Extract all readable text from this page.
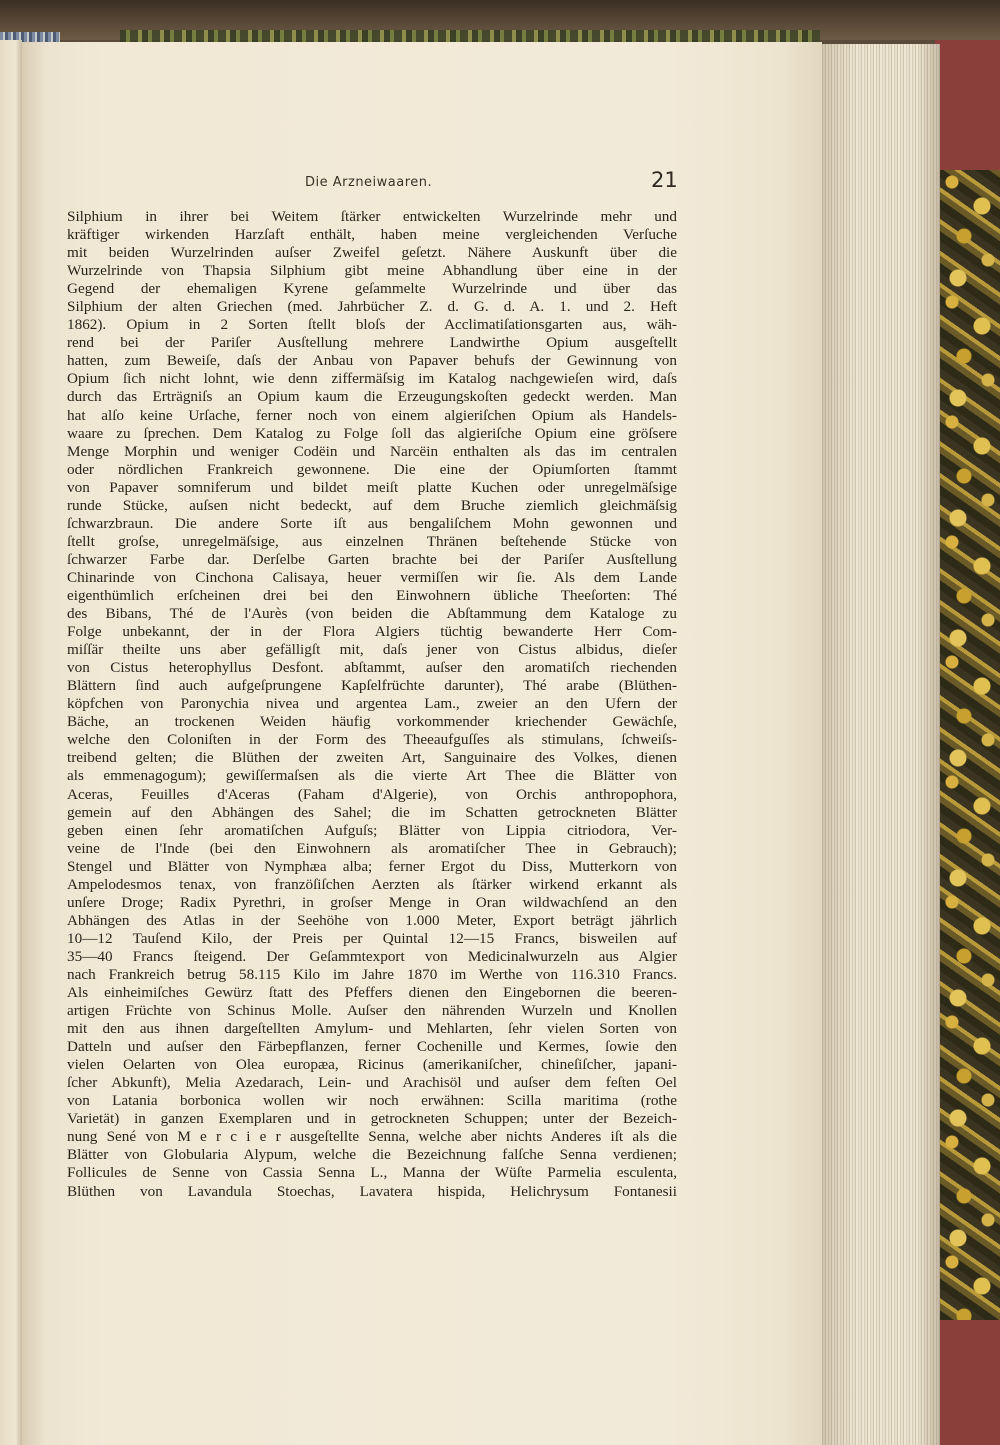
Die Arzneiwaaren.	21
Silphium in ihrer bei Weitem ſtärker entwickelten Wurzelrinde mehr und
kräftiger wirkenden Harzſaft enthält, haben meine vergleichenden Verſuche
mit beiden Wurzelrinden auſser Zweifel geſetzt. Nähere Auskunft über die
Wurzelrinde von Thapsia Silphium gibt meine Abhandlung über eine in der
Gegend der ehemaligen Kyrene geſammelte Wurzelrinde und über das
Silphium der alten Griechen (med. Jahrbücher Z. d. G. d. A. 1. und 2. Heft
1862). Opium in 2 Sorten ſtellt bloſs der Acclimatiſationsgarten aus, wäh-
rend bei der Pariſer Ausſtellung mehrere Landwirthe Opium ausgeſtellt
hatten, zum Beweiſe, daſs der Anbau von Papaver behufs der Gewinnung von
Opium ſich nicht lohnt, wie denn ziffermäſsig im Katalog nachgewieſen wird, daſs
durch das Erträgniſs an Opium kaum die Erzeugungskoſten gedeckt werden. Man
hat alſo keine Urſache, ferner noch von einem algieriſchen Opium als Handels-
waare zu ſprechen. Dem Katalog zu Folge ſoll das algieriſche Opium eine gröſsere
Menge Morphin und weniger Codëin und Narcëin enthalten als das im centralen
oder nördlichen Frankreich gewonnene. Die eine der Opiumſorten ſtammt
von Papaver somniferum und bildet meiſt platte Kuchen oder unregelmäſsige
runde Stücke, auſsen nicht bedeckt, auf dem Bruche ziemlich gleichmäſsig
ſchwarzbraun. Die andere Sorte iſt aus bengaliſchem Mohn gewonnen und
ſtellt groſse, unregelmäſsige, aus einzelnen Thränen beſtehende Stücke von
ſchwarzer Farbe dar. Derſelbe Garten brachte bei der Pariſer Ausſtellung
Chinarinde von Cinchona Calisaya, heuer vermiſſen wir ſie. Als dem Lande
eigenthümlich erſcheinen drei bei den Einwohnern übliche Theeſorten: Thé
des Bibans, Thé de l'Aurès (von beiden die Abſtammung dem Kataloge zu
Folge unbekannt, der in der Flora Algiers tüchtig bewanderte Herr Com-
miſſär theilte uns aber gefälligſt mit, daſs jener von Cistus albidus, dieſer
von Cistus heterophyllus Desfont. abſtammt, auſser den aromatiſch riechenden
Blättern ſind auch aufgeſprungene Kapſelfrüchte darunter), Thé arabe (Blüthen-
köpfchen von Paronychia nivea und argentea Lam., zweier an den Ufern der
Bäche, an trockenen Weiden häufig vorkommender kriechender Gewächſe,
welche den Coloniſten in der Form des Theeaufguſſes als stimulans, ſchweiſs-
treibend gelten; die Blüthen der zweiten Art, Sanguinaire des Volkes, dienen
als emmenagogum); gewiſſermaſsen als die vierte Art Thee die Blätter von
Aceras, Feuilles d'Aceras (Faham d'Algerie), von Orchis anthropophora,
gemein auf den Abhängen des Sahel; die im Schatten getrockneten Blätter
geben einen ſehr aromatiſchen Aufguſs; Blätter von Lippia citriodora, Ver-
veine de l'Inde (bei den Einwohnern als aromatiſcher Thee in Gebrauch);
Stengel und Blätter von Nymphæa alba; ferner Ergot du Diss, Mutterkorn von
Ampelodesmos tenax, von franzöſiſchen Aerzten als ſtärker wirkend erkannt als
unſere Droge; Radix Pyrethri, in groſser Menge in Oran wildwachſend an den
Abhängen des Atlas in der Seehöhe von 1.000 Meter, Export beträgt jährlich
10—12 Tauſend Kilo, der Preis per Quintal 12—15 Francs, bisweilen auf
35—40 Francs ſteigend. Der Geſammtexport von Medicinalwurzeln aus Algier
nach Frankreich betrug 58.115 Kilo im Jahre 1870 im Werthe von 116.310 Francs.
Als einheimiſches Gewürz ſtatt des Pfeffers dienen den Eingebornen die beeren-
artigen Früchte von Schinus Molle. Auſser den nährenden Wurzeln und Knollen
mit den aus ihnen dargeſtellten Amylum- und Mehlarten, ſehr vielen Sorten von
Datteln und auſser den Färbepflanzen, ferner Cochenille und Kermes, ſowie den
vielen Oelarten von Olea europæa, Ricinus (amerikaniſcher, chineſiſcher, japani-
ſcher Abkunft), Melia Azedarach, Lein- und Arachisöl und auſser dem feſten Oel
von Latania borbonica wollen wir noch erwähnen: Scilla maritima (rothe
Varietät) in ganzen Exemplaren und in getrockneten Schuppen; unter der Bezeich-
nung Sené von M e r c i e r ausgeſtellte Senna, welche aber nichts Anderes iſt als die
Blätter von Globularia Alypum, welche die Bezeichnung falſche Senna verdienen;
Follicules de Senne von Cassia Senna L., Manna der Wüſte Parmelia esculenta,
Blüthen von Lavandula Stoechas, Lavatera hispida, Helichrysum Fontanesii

════════

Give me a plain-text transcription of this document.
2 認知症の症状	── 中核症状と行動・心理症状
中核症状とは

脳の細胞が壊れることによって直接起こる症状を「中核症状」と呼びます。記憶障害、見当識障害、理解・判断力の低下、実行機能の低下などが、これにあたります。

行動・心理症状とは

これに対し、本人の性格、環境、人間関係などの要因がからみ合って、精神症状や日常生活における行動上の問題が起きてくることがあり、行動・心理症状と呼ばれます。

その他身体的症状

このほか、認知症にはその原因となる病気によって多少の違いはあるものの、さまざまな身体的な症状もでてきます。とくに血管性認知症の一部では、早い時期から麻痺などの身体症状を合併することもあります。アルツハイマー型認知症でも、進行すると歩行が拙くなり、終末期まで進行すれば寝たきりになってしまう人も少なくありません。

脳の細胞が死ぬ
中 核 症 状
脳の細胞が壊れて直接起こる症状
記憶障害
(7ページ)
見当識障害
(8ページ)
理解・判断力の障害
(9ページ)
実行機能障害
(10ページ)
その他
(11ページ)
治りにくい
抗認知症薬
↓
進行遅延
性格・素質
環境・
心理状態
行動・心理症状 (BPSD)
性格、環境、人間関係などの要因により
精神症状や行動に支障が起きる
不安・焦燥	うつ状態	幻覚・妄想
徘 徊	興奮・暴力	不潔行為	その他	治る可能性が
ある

════════

** STATED TASK **
Read through the entries and copy each line in which "text" appears.

** TASK ANSWER **
Extract all readable text from this page.
Give me a plain-text transcription of this document.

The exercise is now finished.